From the entries below, gather each line containing the word "JSON".
==========
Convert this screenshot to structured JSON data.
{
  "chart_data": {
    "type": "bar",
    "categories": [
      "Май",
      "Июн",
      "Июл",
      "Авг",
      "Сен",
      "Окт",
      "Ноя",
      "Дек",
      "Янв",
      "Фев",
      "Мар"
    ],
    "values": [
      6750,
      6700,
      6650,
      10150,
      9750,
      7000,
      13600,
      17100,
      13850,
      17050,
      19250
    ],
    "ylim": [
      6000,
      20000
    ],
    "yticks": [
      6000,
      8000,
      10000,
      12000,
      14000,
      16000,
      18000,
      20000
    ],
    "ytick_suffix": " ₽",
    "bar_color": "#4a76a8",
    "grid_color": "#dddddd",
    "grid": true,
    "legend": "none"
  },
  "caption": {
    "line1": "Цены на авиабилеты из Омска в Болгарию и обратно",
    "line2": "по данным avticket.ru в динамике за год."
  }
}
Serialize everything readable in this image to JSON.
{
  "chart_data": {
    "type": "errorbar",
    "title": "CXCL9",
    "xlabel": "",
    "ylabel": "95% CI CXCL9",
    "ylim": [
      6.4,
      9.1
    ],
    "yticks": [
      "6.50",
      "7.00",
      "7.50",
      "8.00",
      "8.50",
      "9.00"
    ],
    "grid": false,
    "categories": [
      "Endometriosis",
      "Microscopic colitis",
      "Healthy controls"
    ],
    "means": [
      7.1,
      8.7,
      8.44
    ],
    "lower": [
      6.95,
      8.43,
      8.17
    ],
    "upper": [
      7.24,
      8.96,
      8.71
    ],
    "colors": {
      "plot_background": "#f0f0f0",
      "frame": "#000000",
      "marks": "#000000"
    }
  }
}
==========
Worked answer
Convert this screenshot to structured JSON data.
Serialize everything readable in this image to JSON.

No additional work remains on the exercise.